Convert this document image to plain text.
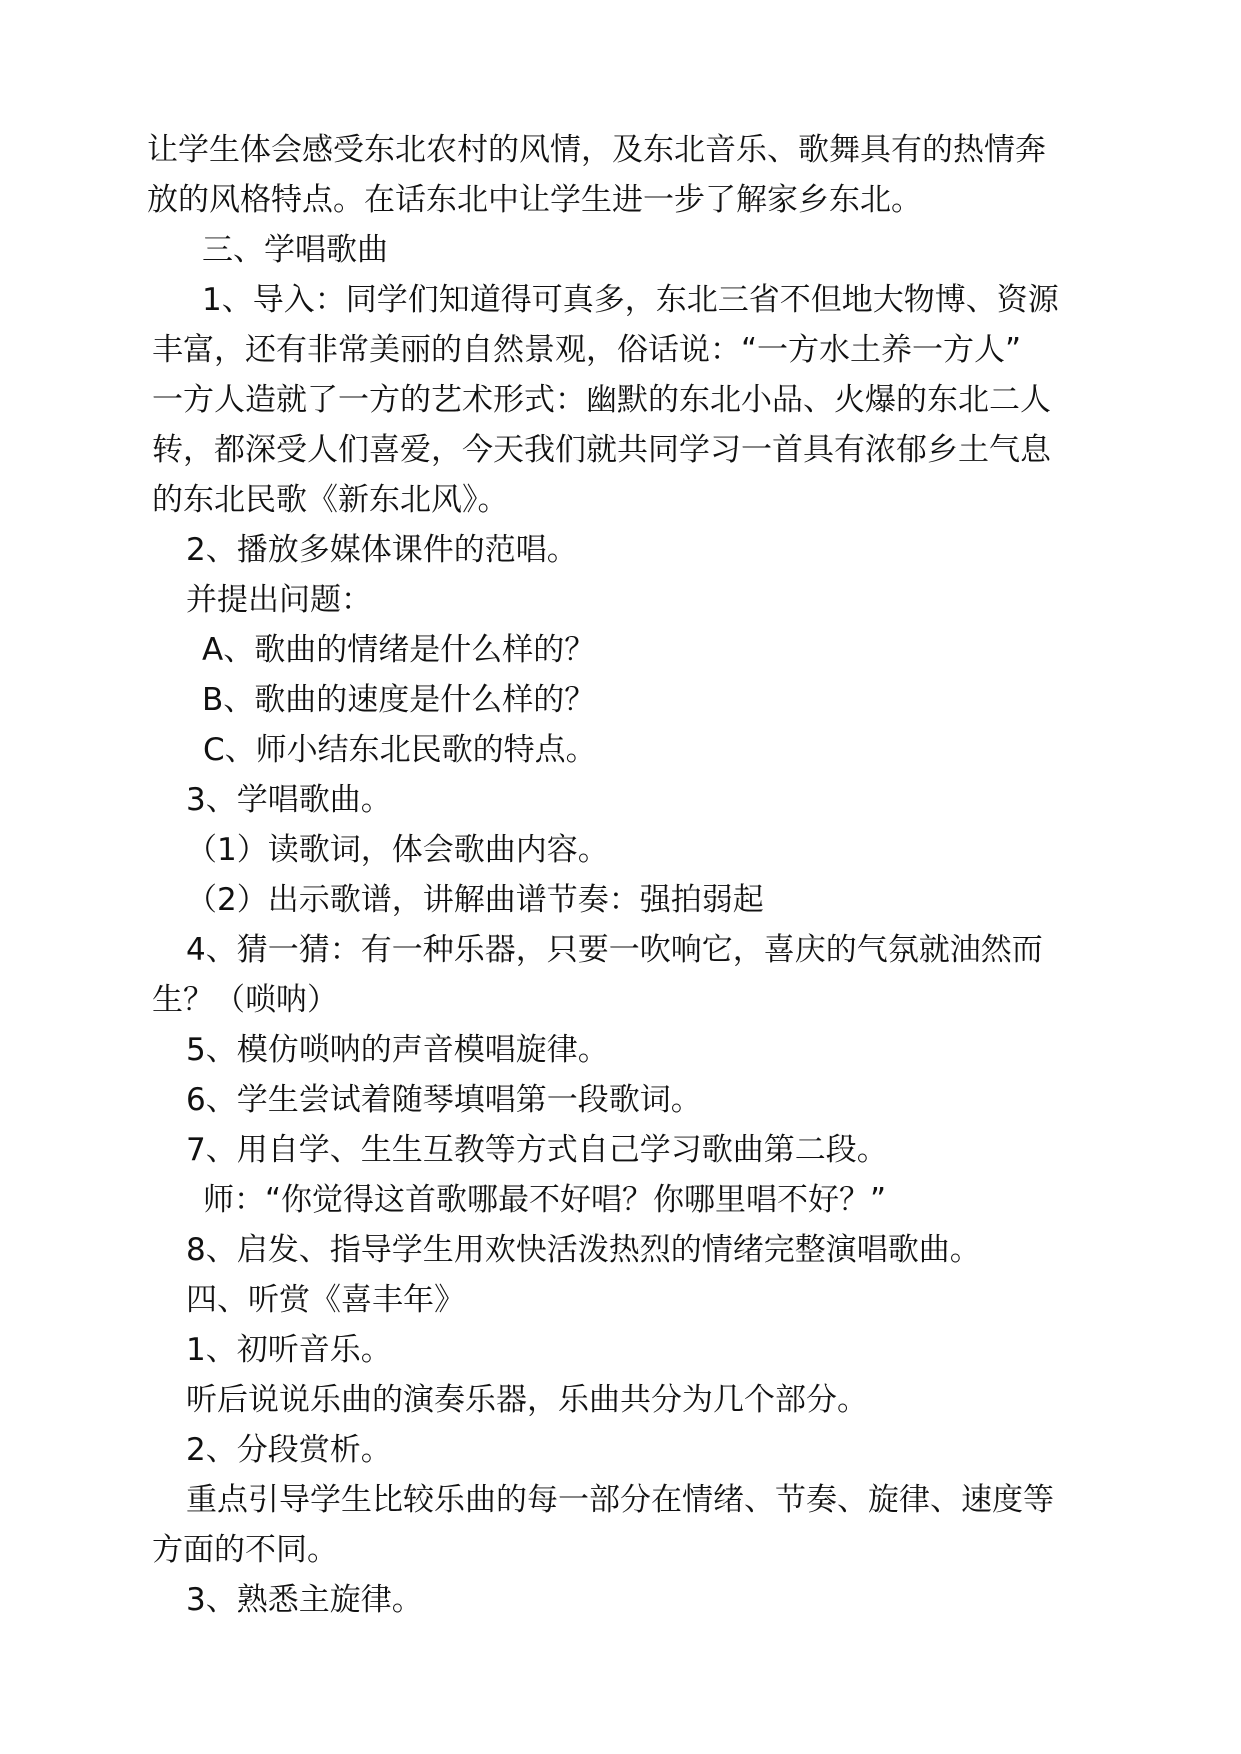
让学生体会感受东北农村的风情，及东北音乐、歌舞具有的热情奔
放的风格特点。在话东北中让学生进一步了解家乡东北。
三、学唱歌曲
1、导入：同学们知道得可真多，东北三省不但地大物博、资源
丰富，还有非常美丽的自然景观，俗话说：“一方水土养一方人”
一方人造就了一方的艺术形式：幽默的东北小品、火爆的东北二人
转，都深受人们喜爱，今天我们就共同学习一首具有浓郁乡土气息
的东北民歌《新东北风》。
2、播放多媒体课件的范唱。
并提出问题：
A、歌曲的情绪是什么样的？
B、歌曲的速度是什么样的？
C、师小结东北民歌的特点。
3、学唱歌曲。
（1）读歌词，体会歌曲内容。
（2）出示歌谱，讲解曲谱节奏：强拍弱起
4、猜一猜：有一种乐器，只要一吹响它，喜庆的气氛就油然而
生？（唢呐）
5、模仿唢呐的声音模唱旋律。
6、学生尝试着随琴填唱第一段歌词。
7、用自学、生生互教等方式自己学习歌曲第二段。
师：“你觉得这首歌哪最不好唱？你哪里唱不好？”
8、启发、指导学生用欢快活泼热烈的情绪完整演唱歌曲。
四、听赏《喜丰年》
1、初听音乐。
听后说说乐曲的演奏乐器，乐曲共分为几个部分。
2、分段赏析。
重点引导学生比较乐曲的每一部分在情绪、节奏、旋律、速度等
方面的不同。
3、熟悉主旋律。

## Exercise brief
Omit the pictures and give the material again, exactly and in full.

## Written solution
Convert this document image to plain text.
让学生体会感受东北农村的风情，及东北音乐、歌舞具有的热情奔
放的风格特点。在话东北中让学生进一步了解家乡东北。
三、学唱歌曲
1、导入：同学们知道得可真多，东北三省不但地大物博、资源
丰富，还有非常美丽的自然景观，俗话说：“一方水土养一方人”
一方人造就了一方的艺术形式：幽默的东北小品、火爆的东北二人
转，都深受人们喜爱，今天我们就共同学习一首具有浓郁乡土气息
的东北民歌《新东北风》。
2、播放多媒体课件的范唱。
并提出问题：
A、歌曲的情绪是什么样的？
B、歌曲的速度是什么样的？
C、师小结东北民歌的特点。
3、学唱歌曲。
（1）读歌词，体会歌曲内容。
（2）出示歌谱，讲解曲谱节奏：强拍弱起
4、猜一猜：有一种乐器，只要一吹响它，喜庆的气氛就油然而
生？（唢呐）
5、模仿唢呐的声音模唱旋律。
6、学生尝试着随琴填唱第一段歌词。
7、用自学、生生互教等方式自己学习歌曲第二段。
师：“你觉得这首歌哪最不好唱？你哪里唱不好？”
8、启发、指导学生用欢快活泼热烈的情绪完整演唱歌曲。
四、听赏《喜丰年》
1、初听音乐。
听后说说乐曲的演奏乐器，乐曲共分为几个部分。
2、分段赏析。
重点引导学生比较乐曲的每一部分在情绪、节奏、旋律、速度等
方面的不同。
3、熟悉主旋律。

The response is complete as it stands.